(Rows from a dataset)
-- -- --

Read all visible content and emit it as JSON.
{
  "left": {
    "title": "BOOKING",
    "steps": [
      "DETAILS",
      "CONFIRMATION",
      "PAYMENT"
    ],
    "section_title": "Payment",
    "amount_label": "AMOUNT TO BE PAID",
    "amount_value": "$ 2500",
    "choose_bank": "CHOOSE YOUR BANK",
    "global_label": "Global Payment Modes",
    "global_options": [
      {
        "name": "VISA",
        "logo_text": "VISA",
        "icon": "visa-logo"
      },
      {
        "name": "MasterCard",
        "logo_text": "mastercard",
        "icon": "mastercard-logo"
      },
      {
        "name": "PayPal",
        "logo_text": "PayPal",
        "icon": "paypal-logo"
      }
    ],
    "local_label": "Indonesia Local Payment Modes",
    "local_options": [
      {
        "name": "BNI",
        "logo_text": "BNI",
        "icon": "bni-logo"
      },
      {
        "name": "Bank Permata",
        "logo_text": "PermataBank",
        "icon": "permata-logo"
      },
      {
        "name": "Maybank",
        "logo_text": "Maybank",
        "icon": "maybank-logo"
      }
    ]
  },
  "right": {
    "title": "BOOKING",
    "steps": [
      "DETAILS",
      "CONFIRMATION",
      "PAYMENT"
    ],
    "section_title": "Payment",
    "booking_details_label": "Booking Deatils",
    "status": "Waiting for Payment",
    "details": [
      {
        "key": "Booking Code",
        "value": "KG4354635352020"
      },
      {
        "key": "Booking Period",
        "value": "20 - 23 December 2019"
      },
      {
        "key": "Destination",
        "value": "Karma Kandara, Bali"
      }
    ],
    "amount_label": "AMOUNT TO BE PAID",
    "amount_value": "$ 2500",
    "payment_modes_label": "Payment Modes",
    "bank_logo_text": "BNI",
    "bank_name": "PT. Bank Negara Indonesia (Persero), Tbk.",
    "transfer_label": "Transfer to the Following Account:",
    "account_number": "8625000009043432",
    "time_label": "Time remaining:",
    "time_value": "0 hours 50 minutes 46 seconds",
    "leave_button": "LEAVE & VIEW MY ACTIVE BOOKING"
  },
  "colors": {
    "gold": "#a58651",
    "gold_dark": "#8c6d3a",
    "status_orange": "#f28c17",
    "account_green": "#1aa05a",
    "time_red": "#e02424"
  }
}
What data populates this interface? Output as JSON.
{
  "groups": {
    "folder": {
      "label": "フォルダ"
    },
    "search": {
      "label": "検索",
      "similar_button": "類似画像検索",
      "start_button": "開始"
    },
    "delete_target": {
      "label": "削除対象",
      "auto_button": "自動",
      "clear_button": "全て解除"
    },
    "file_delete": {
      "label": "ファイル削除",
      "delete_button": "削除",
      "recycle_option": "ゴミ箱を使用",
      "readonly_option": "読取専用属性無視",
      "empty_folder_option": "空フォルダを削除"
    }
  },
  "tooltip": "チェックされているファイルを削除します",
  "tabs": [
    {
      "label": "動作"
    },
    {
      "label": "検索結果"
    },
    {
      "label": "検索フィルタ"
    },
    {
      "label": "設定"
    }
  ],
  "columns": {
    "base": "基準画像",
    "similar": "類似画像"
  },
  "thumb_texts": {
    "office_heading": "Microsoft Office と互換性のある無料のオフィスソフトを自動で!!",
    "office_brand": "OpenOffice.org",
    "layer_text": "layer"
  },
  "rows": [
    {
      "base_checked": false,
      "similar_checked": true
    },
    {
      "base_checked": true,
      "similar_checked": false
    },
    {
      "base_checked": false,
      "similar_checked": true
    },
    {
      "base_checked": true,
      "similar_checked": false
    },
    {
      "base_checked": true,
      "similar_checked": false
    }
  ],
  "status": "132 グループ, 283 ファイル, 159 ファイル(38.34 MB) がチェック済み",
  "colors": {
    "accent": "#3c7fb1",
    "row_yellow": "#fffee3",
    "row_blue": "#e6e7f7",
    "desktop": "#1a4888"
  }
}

-- -- --

Write out every entry again, keeping each line exactly the same.

Read all visible content and emit it as JSON.
{
  "left": {
    "title": "BOOKING",
    "steps": [
      "DETAILS",
      "CONFIRMATION",
      "PAYMENT"
    ],
    "section_title": "Payment",
    "amount_label": "AMOUNT TO BE PAID",
    "amount_value": "$ 2500",
    "choose_bank": "CHOOSE YOUR BANK",
    "global_label": "Global Payment Modes",
    "global_options": [
      {
        "name": "VISA",
        "logo_text": "VISA",
        "icon": "visa-logo"
      },
      {
        "name": "MasterCard",
        "logo_text": "mastercard",
        "icon": "mastercard-logo"
      },
      {
        "name": "PayPal",
        "logo_text": "PayPal",
        "icon": "paypal-logo"
      }
    ],
    "local_label": "Indonesia Local Payment Modes",
    "local_options": [
      {
        "name": "BNI",
        "logo_text": "BNI",
        "icon": "bni-logo"
      },
      {
        "name": "Bank Permata",
        "logo_text": "PermataBank",
        "icon": "permata-logo"
      },
      {
        "name": "Maybank",
        "logo_text": "Maybank",
        "icon": "maybank-logo"
      }
    ]
  },
  "right": {
    "title": "BOOKING",
    "steps": [
      "DETAILS",
      "CONFIRMATION",
      "PAYMENT"
    ],
    "section_title": "Payment",
    "booking_details_label": "Booking Deatils",
    "status": "Waiting for Payment",
    "details": [
      {
        "key": "Booking Code",
        "value": "KG4354635352020"
      },
      {
        "key": "Booking Period",
        "value": "20 - 23 December 2019"
      },
      {
        "key": "Destination",
        "value": "Karma Kandara, Bali"
      }
    ],
    "amount_label": "AMOUNT TO BE PAID",
    "amount_value": "$ 2500",
    "payment_modes_label": "Payment Modes",
    "bank_logo_text": "BNI",
    "bank_name": "PT. Bank Negara Indonesia (Persero), Tbk.",
    "transfer_label": "Transfer to the Following Account:",
    "account_number": "8625000009043432",
    "time_label": "Time remaining:",
    "time_value": "0 hours 50 minutes 46 seconds",
    "leave_button": "LEAVE & VIEW MY ACTIVE BOOKING"
  },
  "colors": {
    "gold": "#a58651",
    "gold_dark": "#8c6d3a",
    "status_orange": "#f28c17",
    "account_green": "#1aa05a",
    "time_red": "#e02424"
  }
}
What data populates this interface? Output as JSON.
{
  "groups": {
    "folder": {
      "label": "フォルダ"
    },
    "search": {
      "label": "検索",
      "similar_button": "類似画像検索",
      "start_button": "開始"
    },
    "delete_target": {
      "label": "削除対象",
      "auto_button": "自動",
      "clear_button": "全て解除"
    },
    "file_delete": {
      "label": "ファイル削除",
      "delete_button": "削除",
      "recycle_option": "ゴミ箱を使用",
      "readonly_option": "読取専用属性無視",
      "empty_folder_option": "空フォルダを削除"
    }
  },
  "tooltip": "チェックされているファイルを削除します",
  "tabs": [
    {
      "label": "動作"
    },
    {
      "label": "検索結果"
    },
    {
      "label": "検索フィルタ"
    },
    {
      "label": "設定"
    }
  ],
  "columns": {
    "base": "基準画像",
    "similar": "類似画像"
  },
  "thumb_texts": {
    "office_heading": "Microsoft Office と互換性のある無料のオフィスソフトを自動で!!",
    "office_brand": "OpenOffice.org",
    "layer_text": "layer"
  },
  "rows": [
    {
      "base_checked": false,
      "similar_checked": true
    },
    {
      "base_checked": true,
      "similar_checked": false
    },
    {
      "base_checked": false,
      "similar_checked": true
    },
    {
      "base_checked": true,
      "similar_checked": false
    },
    {
      "base_checked": true,
      "similar_checked": false
    }
  ],
  "status": "132 グループ, 283 ファイル, 159 ファイル(38.34 MB) がチェック済み",
  "colors": {
    "accent": "#3c7fb1",
    "row_yellow": "#fffee3",
    "row_blue": "#e6e7f7",
    "desktop": "#1a4888"
  }
}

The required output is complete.